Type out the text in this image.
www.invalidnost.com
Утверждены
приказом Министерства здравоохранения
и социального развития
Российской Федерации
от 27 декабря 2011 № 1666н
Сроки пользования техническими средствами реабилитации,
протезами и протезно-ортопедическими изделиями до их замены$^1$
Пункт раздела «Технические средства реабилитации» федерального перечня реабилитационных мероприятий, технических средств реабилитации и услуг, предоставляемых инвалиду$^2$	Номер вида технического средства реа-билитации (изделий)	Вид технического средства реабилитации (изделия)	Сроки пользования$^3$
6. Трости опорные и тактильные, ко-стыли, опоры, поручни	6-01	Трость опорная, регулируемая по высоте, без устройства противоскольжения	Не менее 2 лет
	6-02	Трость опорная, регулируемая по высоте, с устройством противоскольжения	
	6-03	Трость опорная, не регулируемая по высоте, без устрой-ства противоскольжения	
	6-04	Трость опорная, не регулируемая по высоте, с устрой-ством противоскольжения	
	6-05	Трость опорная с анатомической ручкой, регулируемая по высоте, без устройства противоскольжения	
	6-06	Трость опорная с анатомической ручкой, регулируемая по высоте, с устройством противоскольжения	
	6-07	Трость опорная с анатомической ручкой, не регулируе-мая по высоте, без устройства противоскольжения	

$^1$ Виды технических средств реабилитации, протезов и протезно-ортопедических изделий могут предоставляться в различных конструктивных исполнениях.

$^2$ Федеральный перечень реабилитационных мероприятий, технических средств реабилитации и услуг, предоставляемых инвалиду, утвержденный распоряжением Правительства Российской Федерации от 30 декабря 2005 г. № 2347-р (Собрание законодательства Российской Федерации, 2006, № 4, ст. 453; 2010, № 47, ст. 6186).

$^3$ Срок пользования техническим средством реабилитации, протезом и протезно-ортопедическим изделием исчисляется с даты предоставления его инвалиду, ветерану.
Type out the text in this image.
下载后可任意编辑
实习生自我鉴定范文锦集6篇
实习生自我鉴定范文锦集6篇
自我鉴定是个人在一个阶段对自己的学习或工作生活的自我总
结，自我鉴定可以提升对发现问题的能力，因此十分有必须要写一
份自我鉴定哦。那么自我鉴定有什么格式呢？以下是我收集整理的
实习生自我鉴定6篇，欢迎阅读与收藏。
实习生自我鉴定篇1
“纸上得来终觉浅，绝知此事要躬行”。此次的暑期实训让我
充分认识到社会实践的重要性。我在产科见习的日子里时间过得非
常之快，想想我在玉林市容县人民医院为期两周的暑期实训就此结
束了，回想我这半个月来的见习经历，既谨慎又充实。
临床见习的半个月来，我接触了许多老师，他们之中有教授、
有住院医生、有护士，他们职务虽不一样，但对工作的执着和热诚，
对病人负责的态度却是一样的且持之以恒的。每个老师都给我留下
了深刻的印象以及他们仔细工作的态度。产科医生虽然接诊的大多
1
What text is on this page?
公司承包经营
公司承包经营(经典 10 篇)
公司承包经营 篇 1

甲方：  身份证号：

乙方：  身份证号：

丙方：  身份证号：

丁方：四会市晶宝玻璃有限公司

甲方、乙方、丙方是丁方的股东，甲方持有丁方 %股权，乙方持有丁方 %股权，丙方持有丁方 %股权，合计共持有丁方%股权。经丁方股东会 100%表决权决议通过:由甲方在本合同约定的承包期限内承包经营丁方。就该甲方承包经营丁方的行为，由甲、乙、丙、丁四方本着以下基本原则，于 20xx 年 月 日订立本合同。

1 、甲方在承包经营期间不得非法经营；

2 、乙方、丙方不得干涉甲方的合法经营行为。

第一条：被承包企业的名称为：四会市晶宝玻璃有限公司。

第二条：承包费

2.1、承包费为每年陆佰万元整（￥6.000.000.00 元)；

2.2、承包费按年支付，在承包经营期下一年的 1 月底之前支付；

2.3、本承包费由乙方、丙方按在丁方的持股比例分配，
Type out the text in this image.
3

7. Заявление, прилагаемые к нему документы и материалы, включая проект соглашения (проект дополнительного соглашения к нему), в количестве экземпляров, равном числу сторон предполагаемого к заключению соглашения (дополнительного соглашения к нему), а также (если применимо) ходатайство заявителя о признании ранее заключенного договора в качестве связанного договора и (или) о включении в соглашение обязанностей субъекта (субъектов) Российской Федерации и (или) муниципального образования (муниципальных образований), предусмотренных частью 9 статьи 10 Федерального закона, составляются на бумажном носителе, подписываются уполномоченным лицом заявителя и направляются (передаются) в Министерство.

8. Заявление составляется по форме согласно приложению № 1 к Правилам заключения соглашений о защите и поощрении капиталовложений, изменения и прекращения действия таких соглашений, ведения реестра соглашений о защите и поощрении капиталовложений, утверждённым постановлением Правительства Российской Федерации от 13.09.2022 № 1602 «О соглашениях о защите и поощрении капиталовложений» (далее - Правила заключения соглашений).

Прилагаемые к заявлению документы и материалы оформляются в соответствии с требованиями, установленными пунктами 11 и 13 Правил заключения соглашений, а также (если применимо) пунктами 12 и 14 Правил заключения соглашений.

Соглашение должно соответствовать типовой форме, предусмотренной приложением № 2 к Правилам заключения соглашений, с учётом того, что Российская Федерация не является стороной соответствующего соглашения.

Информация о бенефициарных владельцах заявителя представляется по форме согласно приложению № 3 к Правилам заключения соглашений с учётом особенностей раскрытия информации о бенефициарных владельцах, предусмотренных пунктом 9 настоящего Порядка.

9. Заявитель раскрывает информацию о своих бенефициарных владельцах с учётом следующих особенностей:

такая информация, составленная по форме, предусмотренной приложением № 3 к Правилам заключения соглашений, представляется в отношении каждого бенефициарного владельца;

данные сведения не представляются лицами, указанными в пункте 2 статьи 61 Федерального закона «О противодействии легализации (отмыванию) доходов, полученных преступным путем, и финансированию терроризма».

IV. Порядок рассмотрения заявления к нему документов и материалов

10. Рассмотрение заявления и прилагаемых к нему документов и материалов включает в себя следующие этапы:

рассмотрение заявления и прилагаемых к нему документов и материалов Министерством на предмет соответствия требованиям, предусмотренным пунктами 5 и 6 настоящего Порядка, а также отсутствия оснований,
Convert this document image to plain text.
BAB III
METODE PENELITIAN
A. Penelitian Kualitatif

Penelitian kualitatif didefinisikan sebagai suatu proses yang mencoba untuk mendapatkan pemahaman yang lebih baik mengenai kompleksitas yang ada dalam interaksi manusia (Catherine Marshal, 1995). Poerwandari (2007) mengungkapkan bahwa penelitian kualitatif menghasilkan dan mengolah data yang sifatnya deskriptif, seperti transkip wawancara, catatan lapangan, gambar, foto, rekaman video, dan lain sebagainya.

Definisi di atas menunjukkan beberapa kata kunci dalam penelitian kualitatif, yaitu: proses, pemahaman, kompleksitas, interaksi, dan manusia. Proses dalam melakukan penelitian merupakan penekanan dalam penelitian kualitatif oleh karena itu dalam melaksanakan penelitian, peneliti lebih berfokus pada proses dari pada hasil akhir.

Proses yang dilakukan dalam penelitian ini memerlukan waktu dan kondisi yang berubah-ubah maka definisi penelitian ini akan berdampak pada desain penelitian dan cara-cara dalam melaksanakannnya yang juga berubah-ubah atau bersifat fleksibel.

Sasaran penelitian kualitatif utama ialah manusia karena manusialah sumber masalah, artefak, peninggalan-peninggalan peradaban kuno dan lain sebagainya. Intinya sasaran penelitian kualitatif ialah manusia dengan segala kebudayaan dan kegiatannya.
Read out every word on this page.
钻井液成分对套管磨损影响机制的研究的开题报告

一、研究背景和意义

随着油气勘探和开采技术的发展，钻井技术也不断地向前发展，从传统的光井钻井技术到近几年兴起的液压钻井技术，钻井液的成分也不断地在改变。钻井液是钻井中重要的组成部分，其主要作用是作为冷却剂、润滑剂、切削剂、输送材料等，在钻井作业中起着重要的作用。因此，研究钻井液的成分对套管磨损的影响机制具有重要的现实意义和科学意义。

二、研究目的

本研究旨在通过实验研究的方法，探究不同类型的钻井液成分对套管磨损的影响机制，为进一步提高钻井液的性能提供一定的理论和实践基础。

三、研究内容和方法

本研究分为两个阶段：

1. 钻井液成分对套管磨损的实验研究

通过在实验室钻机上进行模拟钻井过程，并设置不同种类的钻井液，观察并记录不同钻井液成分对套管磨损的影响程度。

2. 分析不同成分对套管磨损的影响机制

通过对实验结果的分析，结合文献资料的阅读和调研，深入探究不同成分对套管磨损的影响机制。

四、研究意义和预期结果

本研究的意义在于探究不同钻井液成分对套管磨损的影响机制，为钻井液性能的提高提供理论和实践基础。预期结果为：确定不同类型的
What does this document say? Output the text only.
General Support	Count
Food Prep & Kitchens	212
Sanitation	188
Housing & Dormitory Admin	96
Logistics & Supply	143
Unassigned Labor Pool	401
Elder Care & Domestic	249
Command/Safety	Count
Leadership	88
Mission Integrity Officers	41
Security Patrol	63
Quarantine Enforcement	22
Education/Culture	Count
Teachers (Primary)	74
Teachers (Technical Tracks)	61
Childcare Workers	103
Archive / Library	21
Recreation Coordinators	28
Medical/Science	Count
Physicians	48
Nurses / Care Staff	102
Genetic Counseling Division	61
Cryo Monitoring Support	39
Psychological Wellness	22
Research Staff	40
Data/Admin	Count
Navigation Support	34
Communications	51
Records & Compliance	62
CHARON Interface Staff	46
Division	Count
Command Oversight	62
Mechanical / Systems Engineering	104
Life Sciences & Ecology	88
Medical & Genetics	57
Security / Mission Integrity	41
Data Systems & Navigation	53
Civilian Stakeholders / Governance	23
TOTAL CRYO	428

* DIRECTIONS: From the data above, copy each line that has the string "представляется".

* COMPLETED EXERCISE:
Информация о бенефициарных владельцах заявителя представляется по форме согласно приложению № 3 к Правилам заключения соглашений с учётом особенностей раскрытия информации о бенефициарных владельцах, предусмотренных пунктом 9 настоящего Порядка.
такая информация, составленная по форме, предусмотренной приложением № 3 к Правилам заключения соглашений, представляется в отношении каждого бенефициарного владельца;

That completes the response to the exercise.